## REQUIRED WORK:
Find each line with the word "Югры" in it, then give the total alone.

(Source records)

-------

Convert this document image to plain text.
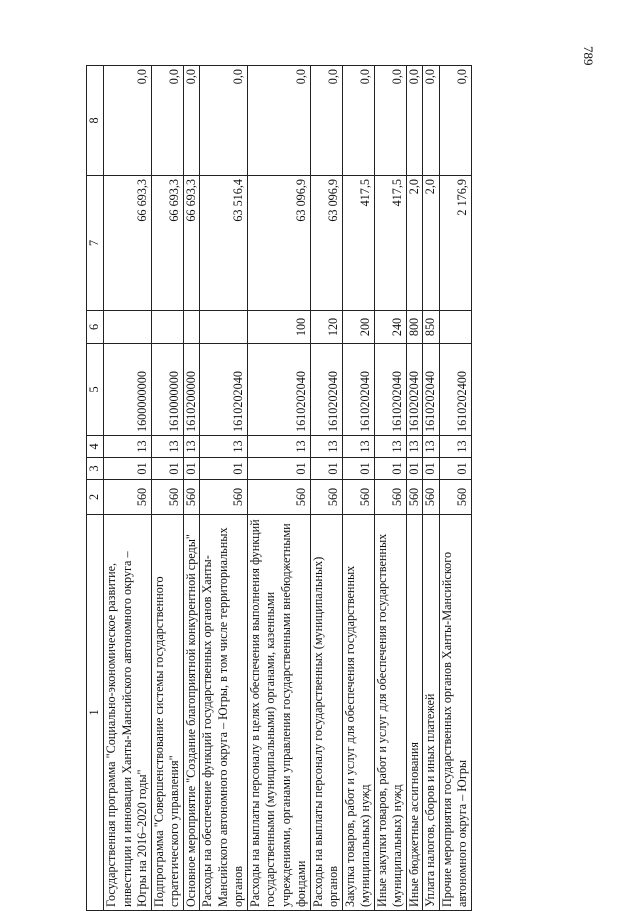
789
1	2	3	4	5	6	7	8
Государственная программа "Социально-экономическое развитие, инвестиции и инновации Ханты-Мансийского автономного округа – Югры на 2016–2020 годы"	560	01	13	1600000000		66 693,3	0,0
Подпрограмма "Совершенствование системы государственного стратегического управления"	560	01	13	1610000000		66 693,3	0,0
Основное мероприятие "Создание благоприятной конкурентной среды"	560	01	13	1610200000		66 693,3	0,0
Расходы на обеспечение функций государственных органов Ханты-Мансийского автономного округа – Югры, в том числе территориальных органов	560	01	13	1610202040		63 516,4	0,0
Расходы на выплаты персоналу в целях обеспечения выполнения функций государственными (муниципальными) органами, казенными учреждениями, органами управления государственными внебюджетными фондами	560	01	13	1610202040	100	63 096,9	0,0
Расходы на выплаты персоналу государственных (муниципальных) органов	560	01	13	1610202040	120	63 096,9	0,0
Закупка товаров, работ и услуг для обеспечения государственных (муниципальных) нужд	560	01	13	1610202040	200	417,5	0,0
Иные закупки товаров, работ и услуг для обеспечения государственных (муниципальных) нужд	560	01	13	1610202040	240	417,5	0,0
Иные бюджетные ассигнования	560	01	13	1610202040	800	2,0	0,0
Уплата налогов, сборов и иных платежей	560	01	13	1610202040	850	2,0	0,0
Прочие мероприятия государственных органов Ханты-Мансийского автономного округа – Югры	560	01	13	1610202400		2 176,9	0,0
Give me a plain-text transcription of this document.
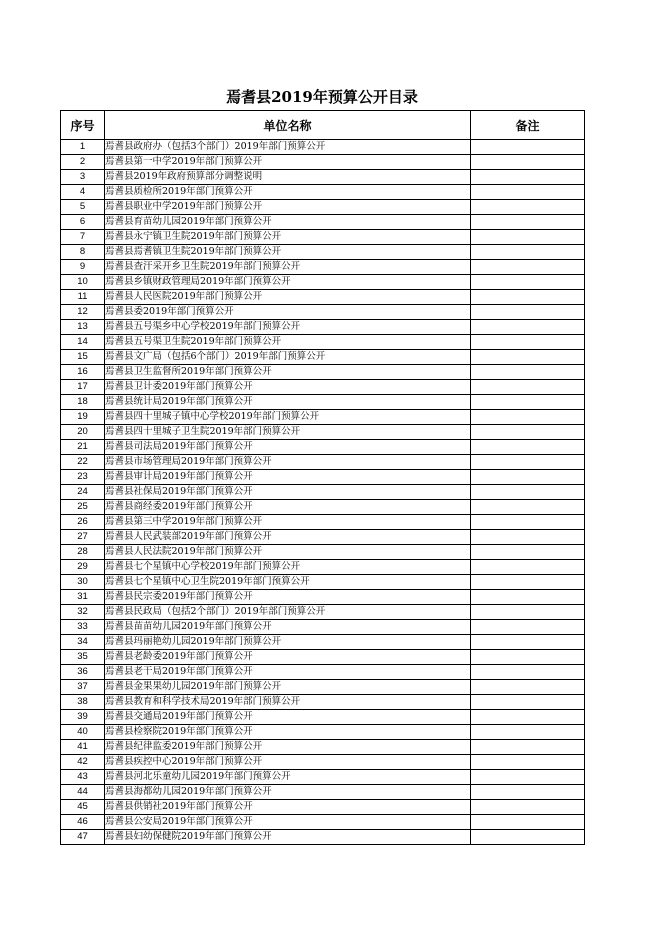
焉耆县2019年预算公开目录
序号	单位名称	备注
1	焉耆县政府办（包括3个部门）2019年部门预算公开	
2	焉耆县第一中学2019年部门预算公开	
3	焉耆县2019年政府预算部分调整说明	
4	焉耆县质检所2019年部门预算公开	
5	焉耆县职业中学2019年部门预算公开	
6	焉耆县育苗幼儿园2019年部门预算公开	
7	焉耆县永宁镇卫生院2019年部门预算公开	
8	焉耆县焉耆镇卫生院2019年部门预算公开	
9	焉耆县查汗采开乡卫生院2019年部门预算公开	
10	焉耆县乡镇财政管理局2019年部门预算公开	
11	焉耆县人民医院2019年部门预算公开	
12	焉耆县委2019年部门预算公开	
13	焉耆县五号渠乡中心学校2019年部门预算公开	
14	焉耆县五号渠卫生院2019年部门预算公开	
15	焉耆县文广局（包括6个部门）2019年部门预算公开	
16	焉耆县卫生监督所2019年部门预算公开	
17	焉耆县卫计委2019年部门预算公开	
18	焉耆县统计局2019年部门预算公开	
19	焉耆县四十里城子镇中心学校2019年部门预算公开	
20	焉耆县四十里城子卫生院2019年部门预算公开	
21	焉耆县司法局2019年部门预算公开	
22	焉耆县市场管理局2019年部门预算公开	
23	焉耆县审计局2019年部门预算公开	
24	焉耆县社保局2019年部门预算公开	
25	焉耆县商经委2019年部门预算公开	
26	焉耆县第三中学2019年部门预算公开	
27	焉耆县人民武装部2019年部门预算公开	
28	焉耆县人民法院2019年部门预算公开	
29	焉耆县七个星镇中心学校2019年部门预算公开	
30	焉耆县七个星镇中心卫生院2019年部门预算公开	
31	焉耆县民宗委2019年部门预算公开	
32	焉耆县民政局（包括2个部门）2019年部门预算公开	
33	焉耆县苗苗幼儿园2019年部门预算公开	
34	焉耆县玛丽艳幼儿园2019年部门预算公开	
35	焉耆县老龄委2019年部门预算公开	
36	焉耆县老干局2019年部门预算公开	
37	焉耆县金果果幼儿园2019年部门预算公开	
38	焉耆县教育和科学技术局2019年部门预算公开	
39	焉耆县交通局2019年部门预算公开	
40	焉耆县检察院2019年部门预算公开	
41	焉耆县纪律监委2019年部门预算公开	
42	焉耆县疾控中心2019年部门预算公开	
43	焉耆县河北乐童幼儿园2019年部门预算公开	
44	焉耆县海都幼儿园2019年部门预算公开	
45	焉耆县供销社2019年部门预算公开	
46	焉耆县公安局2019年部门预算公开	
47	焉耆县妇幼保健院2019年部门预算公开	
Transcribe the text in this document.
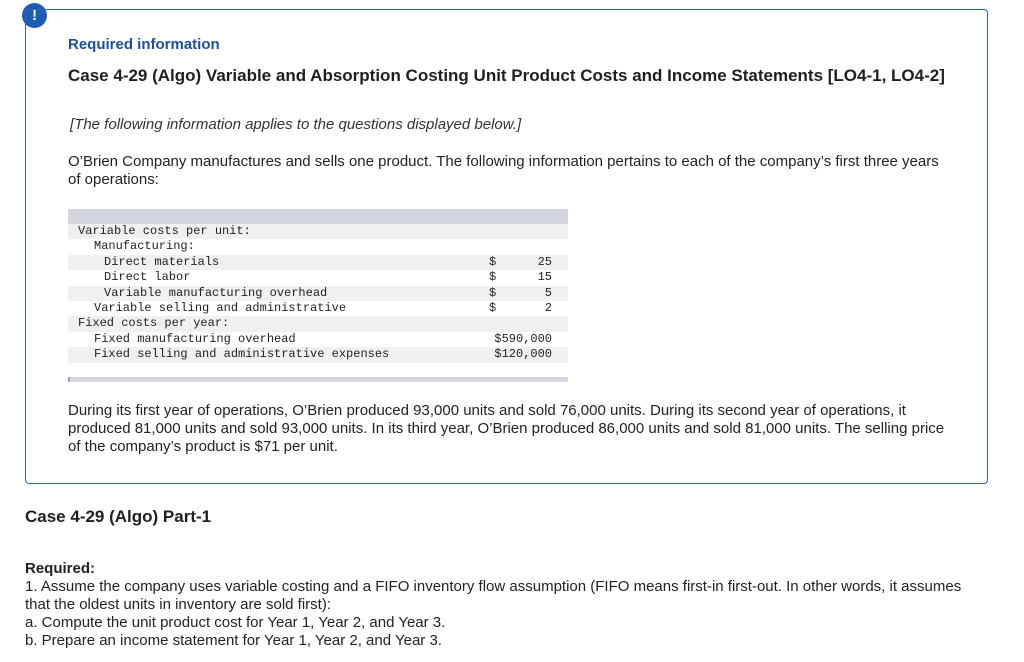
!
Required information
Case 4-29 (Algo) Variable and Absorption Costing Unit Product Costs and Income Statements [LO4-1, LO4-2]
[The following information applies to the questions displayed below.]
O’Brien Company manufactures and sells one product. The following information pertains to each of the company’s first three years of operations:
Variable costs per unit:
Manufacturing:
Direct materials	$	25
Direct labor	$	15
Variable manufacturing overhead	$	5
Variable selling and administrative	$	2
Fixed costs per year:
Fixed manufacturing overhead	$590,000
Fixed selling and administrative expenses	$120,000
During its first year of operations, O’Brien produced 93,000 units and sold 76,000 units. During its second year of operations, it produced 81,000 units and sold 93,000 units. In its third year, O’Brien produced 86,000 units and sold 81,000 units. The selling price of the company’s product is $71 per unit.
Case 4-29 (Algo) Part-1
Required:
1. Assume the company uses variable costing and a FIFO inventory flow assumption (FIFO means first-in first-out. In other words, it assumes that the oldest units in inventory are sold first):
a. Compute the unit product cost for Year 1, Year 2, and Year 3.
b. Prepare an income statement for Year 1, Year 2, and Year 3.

-------

## THE ANSWER:
3